Task goal: From the listing that follows, output everything exactly except the pictures.

Record extracts:
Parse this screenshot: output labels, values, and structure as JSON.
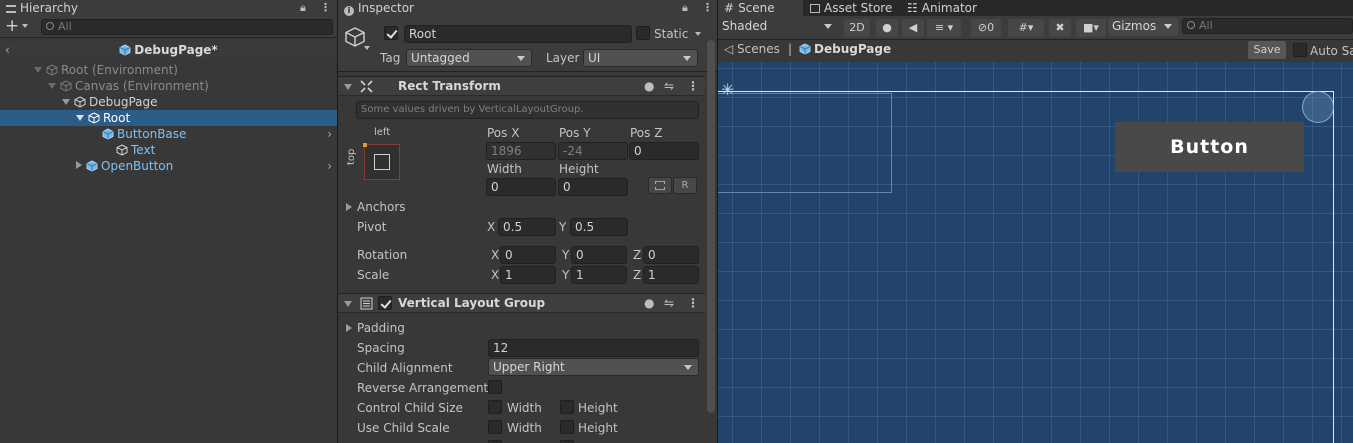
{
  "hierarchy": {
    "tab_label": "Hierarchy",
    "search_placeholder": "All",
    "scene_title": "DebugPage*",
    "rows": [
      {
        "label": "Root (Environment)"
      },
      {
        "label": "Canvas (Environment)"
      },
      {
        "label": "DebugPage"
      },
      {
        "label": "Root"
      },
      {
        "label": "ButtonBase"
      },
      {
        "label": "Text"
      },
      {
        "label": "OpenButton"
      }
    ]
  },
  "inspector": {
    "tab_label": "Inspector",
    "object_name": "Root",
    "static_label": "Static",
    "tag_label": "Tag",
    "tag_value": "Untagged",
    "layer_label": "Layer",
    "layer_value": "UI",
    "rect_transform": {
      "title": "Rect Transform",
      "driven_note": "Some values driven by VerticalLayoutGroup.",
      "anchor_h": "left",
      "anchor_v": "top",
      "pos_x_label": "Pos X",
      "pos_x": "1896",
      "pos_y_label": "Pos Y",
      "pos_y": "-24",
      "pos_z_label": "Pos Z",
      "pos_z": "0",
      "width_label": "Width",
      "width": "0",
      "height_label": "Height",
      "height": "0",
      "r_button": "R",
      "anchors_label": "Anchors",
      "pivot_label": "Pivot",
      "pivot_x": "0.5",
      "pivot_y": "0.5",
      "rotation_label": "Rotation",
      "rot_x": "0",
      "rot_y": "0",
      "rot_z": "0",
      "scale_label": "Scale",
      "scale_x": "1",
      "scale_y": "1",
      "scale_z": "1",
      "axis_x": "X",
      "axis_y": "Y",
      "axis_z": "Z"
    },
    "vertical_layout": {
      "title": "Vertical Layout Group",
      "padding_label": "Padding",
      "spacing_label": "Spacing",
      "spacing": "12",
      "child_alignment_label": "Child Alignment",
      "child_alignment": "Upper Right",
      "reverse_label": "Reverse Arrangement",
      "control_size_label": "Control Child Size",
      "use_scale_label": "Use Child Scale",
      "width_label": "Width",
      "height_label": "Height"
    }
  },
  "scene": {
    "tabs": [
      "Scene",
      "Asset Store",
      "Animator"
    ],
    "shading": "Shaded",
    "mode_2d": "2D",
    "hidden_count": "0",
    "gizmos": "Gizmos",
    "search_placeholder": "All",
    "breadcrumb_root": "Scenes",
    "breadcrumb_current": "DebugPage",
    "save_label": "Save",
    "auto_save_label": "Auto Save",
    "button_text": "Button"
  },
  "colors": {
    "selection": "#2c5d87",
    "prefab_blue": "#7fc0f5",
    "viewport_bg": "#22436a"
  }
}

Correct answer:
Parse this screenshot: output labels, values, and structure as JSON.
{
  "hierarchy": {
    "tab_label": "Hierarchy",
    "search_placeholder": "All",
    "scene_title": "DebugPage*",
    "rows": [
      {
        "label": "Root (Environment)"
      },
      {
        "label": "Canvas (Environment)"
      },
      {
        "label": "DebugPage"
      },
      {
        "label": "Root"
      },
      {
        "label": "ButtonBase"
      },
      {
        "label": "Text"
      },
      {
        "label": "OpenButton"
      }
    ]
  },
  "inspector": {
    "tab_label": "Inspector",
    "object_name": "Root",
    "static_label": "Static",
    "tag_label": "Tag",
    "tag_value": "Untagged",
    "layer_label": "Layer",
    "layer_value": "UI",
    "rect_transform": {
      "title": "Rect Transform",
      "driven_note": "Some values driven by VerticalLayoutGroup.",
      "anchor_h": "left",
      "anchor_v": "top",
      "pos_x_label": "Pos X",
      "pos_x": "1896",
      "pos_y_label": "Pos Y",
      "pos_y": "-24",
      "pos_z_label": "Pos Z",
      "pos_z": "0",
      "width_label": "Width",
      "width": "0",
      "height_label": "Height",
      "height": "0",
      "r_button": "R",
      "anchors_label": "Anchors",
      "pivot_label": "Pivot",
      "pivot_x": "0.5",
      "pivot_y": "0.5",
      "rotation_label": "Rotation",
      "rot_x": "0",
      "rot_y": "0",
      "rot_z": "0",
      "scale_label": "Scale",
      "scale_x": "1",
      "scale_y": "1",
      "scale_z": "1",
      "axis_x": "X",
      "axis_y": "Y",
      "axis_z": "Z"
    },
    "vertical_layout": {
      "title": "Vertical Layout Group",
      "padding_label": "Padding",
      "spacing_label": "Spacing",
      "spacing": "12",
      "child_alignment_label": "Child Alignment",
      "child_alignment": "Upper Right",
      "reverse_label": "Reverse Arrangement",
      "control_size_label": "Control Child Size",
      "use_scale_label": "Use Child Scale",
      "width_label": "Width",
      "height_label": "Height"
    }
  },
  "scene": {
    "tabs": [
      "Scene",
      "Asset Store",
      "Animator"
    ],
    "shading": "Shaded",
    "mode_2d": "2D",
    "hidden_count": "0",
    "gizmos": "Gizmos",
    "search_placeholder": "All",
    "breadcrumb_root": "Scenes",
    "breadcrumb_current": "DebugPage",
    "save_label": "Save",
    "auto_save_label": "Auto Save",
    "button_text": "Button"
  },
  "colors": {
    "selection": "#2c5d87",
    "prefab_blue": "#7fc0f5",
    "viewport_bg": "#22436a"
  }
}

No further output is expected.